PROMPT —
Find every line in the records below that holds the word "xlabel", and copy each one.

DATASET ENTRIES —
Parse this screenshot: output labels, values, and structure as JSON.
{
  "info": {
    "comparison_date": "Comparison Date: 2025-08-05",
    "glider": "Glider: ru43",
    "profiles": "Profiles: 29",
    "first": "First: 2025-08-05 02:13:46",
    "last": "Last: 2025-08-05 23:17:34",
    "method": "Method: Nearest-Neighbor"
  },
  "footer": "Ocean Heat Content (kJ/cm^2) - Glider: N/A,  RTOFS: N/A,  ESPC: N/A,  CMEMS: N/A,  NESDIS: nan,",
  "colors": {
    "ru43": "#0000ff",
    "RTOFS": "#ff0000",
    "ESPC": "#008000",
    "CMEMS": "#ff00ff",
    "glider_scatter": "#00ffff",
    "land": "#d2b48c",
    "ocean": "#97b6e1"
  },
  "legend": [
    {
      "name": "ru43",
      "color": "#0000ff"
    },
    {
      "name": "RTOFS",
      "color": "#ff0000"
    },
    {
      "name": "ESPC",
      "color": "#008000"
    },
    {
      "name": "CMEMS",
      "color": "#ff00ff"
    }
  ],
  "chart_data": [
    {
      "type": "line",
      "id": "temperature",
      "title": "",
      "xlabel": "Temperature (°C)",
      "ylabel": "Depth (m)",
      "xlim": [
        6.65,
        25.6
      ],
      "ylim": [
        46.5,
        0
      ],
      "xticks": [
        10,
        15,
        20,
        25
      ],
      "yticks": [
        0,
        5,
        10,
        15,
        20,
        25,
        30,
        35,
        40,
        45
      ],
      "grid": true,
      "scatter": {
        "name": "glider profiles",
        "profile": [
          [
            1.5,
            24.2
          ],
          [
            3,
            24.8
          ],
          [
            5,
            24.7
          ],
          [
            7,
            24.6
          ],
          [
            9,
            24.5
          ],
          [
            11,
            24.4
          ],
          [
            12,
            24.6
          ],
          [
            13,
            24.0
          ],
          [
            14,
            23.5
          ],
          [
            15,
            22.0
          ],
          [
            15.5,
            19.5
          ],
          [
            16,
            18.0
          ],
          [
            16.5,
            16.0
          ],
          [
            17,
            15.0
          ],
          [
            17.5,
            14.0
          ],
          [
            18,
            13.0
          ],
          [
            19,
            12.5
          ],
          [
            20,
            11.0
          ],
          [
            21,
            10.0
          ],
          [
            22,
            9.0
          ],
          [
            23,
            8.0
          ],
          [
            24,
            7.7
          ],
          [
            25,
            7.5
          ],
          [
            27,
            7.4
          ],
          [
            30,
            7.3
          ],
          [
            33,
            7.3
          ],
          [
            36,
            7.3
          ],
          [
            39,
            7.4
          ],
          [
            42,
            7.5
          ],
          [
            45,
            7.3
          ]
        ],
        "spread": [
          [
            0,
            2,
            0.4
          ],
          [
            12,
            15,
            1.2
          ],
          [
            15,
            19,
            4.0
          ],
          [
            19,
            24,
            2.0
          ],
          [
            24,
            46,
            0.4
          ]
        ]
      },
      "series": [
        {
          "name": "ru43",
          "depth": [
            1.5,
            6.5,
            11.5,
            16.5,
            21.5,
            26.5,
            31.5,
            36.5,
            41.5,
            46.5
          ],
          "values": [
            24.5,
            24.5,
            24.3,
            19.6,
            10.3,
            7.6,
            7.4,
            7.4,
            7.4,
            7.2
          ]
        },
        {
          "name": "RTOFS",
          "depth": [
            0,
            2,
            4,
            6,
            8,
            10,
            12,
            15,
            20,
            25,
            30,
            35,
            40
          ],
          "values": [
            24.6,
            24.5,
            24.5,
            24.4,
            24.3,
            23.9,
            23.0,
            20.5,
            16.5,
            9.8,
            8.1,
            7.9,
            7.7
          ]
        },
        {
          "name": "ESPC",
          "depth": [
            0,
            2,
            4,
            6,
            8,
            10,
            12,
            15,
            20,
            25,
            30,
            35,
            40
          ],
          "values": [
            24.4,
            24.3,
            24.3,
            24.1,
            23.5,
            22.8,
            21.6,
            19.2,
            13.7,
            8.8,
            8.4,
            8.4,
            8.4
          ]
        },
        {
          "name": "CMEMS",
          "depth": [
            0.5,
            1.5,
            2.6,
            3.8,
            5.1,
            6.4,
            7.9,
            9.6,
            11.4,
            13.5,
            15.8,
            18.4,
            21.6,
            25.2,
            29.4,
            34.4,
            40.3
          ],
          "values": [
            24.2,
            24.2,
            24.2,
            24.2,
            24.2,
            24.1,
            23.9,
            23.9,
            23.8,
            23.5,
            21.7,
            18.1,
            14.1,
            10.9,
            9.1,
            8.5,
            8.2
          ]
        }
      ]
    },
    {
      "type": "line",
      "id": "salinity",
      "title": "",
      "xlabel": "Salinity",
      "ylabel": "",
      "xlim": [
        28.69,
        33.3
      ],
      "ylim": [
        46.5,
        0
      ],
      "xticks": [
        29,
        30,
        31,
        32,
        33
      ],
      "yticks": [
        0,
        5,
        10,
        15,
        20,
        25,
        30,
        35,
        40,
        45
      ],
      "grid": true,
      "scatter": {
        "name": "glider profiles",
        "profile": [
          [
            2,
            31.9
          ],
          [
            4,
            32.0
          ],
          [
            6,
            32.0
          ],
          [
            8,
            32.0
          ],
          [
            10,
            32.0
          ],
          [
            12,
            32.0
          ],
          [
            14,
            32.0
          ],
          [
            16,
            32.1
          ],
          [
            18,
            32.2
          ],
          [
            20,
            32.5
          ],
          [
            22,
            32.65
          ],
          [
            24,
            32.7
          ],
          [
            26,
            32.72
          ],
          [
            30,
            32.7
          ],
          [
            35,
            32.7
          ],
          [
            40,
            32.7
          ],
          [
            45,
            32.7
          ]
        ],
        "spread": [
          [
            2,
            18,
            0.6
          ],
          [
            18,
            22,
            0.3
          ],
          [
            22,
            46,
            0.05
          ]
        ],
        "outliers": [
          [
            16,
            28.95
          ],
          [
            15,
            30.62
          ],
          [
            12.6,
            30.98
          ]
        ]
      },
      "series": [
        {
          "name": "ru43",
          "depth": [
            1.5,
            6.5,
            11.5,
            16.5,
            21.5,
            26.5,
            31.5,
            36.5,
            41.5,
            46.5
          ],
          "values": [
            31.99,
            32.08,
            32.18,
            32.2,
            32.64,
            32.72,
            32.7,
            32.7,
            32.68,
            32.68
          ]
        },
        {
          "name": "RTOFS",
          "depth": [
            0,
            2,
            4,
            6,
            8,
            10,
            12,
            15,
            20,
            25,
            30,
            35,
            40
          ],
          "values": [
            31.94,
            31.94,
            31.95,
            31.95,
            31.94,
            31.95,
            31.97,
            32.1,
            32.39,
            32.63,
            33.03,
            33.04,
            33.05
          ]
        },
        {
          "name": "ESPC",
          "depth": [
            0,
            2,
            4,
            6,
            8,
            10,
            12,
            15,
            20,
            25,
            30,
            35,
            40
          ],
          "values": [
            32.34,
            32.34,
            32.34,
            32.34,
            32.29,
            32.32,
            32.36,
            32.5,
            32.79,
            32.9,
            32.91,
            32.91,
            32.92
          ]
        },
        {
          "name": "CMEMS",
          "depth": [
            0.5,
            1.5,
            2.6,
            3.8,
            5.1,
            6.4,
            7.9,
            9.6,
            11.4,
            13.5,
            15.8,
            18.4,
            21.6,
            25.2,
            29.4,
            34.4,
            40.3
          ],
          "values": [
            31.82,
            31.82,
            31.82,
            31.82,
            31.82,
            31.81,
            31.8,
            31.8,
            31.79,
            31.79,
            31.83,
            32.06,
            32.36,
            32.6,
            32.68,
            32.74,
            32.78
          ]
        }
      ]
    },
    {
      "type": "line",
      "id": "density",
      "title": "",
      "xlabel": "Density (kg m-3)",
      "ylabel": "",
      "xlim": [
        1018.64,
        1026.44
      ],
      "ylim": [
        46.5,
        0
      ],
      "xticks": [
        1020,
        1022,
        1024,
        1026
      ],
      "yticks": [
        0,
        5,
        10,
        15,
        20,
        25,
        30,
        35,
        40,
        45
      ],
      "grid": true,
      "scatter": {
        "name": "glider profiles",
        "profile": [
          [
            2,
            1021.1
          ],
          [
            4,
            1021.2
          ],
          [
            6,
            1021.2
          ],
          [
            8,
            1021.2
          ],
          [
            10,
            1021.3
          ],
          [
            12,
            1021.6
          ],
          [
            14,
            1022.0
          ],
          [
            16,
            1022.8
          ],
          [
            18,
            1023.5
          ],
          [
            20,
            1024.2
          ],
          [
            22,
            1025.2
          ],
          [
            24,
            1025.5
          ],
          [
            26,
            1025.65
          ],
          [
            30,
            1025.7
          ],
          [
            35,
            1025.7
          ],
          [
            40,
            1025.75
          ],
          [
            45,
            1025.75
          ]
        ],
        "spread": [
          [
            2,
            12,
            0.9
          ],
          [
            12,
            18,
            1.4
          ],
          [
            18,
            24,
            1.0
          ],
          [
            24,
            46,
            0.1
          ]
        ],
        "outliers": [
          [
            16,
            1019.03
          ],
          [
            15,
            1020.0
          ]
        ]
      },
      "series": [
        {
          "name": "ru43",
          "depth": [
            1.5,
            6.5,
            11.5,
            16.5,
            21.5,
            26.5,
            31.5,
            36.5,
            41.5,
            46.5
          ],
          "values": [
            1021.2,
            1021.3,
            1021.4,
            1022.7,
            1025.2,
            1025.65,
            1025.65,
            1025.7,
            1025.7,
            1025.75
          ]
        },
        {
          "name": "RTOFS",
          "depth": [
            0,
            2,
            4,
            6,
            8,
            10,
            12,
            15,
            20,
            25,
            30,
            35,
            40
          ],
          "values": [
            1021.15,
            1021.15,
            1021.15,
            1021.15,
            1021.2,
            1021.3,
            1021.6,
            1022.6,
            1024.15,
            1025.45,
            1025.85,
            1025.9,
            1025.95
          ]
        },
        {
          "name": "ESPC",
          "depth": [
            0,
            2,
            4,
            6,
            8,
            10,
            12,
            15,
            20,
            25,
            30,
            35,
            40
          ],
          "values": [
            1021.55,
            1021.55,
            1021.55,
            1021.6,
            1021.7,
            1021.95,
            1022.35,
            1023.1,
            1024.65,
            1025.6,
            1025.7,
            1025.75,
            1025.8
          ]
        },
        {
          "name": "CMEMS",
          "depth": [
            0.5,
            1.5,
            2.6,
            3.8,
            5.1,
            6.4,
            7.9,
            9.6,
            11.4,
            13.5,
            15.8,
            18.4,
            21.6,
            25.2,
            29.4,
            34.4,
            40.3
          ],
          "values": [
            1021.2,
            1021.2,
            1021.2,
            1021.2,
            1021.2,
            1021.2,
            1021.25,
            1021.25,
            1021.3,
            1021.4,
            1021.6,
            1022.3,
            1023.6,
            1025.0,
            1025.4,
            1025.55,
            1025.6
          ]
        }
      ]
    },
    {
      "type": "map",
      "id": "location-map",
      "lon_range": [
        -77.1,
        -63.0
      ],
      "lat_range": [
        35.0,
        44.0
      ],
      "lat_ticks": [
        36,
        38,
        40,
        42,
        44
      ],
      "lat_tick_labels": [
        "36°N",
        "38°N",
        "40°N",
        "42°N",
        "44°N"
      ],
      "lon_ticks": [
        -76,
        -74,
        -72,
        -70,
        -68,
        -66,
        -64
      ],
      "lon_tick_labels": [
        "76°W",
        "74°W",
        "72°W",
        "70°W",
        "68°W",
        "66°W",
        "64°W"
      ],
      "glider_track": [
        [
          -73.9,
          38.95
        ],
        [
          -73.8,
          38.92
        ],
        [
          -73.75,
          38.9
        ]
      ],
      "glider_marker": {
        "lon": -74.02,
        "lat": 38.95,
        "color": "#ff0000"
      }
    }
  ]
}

SOLUTION TO THE PROBLEM —
      "xlabel": "Temperature (°C)",
      "xlabel": "Salinity",
      "xlabel": "Density (kg m-3)",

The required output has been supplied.